THE PROBLEM: Return the lines below that carry the word "current".

ITEMS:
— START —

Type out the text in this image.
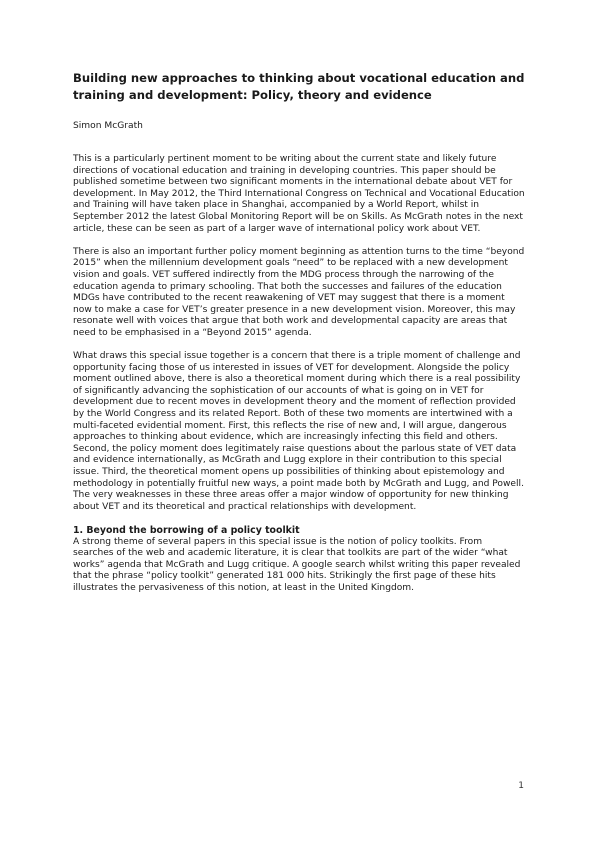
Building new approaches to thinking about vocational education and training and development: Policy, theory and evidence

Simon McGrath

This is a particularly pertinent moment to be writing about the current state and likely future directions of vocational education and training in developing countries. This paper should be published sometime between two significant moments in the international debate about VET for development. In May 2012, the Third International Congress on Technical and Vocational Education and Training will have taken place in Shanghai, accompanied by a World Report, whilst in September 2012 the latest Global Monitoring Report will be on Skills. As McGrath notes in the next article, these can be seen as part of a larger wave of international policy work about VET.

There is also an important further policy moment beginning as attention turns to the time “beyond 2015” when the millennium development goals “need” to be replaced with a new development vision and goals. VET suffered indirectly from the MDG process through the narrowing of the education agenda to primary schooling. That both the successes and failures of the education MDGs have contributed to the recent reawakening of VET may suggest that there is a moment now to make a case for VET’s greater presence in a new development vision. Moreover, this may resonate well with voices that argue that both work and developmental capacity are areas that need to be emphasised in a “Beyond 2015” agenda.

What draws this special issue together is a concern that there is a triple moment of challenge and opportunity facing those of us interested in issues of VET for development. Alongside the policy moment outlined above, there is also a theoretical moment during which there is a real possibility of significantly advancing the sophistication of our accounts of what is going on in VET for development due to recent moves in development theory and the moment of reflection provided by the World Congress and its related Report. Both of these two moments are intertwined with a multi-faceted evidential moment. First, this reflects the rise of new and, I will argue, dangerous approaches to thinking about evidence, which are increasingly infecting this field and others. Second, the policy moment does legitimately raise questions about the parlous state of VET data and evidence internationally, as McGrath and Lugg explore in their contribution to this special issue. Third, the theoretical moment opens up possibilities of thinking about epistemology and methodology in potentially fruitful new ways, a point made both by McGrath and Lugg, and Powell. The very weaknesses in these three areas offer a major window of opportunity for new thinking about VET and its theoretical and practical relationships with development.

1. Beyond the borrowing of a policy toolkit

A strong theme of several papers in this special issue is the notion of policy toolkits. From searches of the web and academic literature, it is clear that toolkits are part of the wider “what works” agenda that McGrath and Lugg critique. A google search whilst writing this paper revealed that the phrase “policy toolkit” generated 181 000 hits. Strikingly the first page of these hits illustrates the pervasiveness of this notion, at least in the United Kingdom.

1
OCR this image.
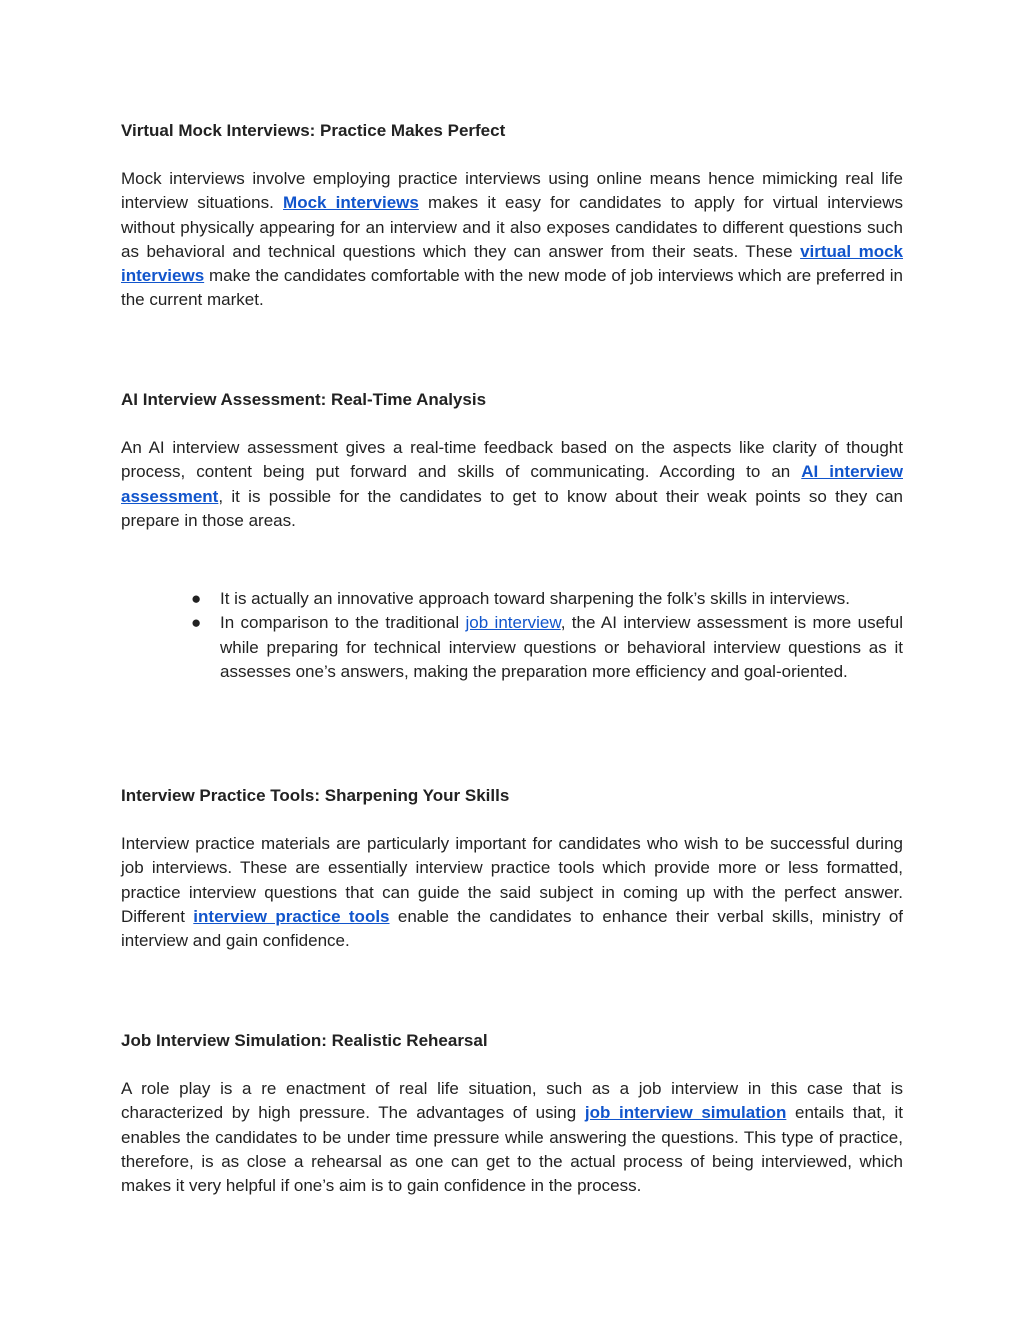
Virtual Mock Interviews: Practice Makes Perfect

Mock interviews involve employing practice interviews using online means hence mimicking real life interview situations. Mock interviews makes it easy for candidates to apply for virtual interviews without physically appearing for an interview and it also exposes candidates to different questions such as behavioral and technical questions which they can answer from their seats. These virtual mock interviews make the candidates comfortable with the new mode of job interviews which are preferred in the current market.

AI Interview Assessment: Real-Time Analysis

An AI interview assessment gives a real-time feedback based on the aspects like clarity of thought process, content being put forward and skills of communicating. According to an AI interview assessment, it is possible for the candidates to get to know about their weak points so they can prepare in those areas.

● It is actually an innovative approach toward sharpening the folk’s skills in interviews.
● In comparison to the traditional job interview, the AI interview assessment is more useful while preparing for technical interview questions or behavioral interview questions as it assesses one’s answers, making the preparation more efficiency and goal-oriented.
Interview Practice Tools: Sharpening Your Skills

Interview practice materials are particularly important for candidates who wish to be successful during job interviews. These are essentially interview practice tools which provide more or less formatted, practice interview questions that can guide the said subject in coming up with the perfect answer. Different interview practice tools enable the candidates to enhance their verbal skills, ministry of interview and gain confidence.

Job Interview Simulation: Realistic Rehearsal

A role play is a re enactment of real life situation, such as a job interview in this case that is characterized by high pressure. The advantages of using job interview simulation entails that, it enables the candidates to be under time pressure while answering the questions. This type of practice, therefore, is as close a rehearsal as one can get to the actual process of being interviewed, which makes it very helpful if one’s aim is to gain confidence in the process.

— END —

ANSWER TO THE PROBLEM:
This is a particularly pertinent moment to be writing about the current state and likely future directions of vocational education and training in developing countries. This paper should be published sometime between two significant moments in the international debate about VET for development. In May 2012, the Third International Congress on Technical and Vocational Education and Training will have taken place in Shanghai, accompanied by a World Report, whilst in September 2012 the latest Global Monitoring Report will be on Skills. As McGrath notes in the next article, these can be seen as part of a larger wave of international policy work about VET.
Mock interviews involve employing practice interviews using online means hence mimicking real life interview situations. Mock interviews makes it easy for candidates to apply for virtual interviews without physically appearing for an interview and it also exposes candidates to different questions such as behavioral and technical questions which they can answer from their seats. These virtual mock interviews make the candidates comfortable with the new mode of job interviews which are preferred in the current market.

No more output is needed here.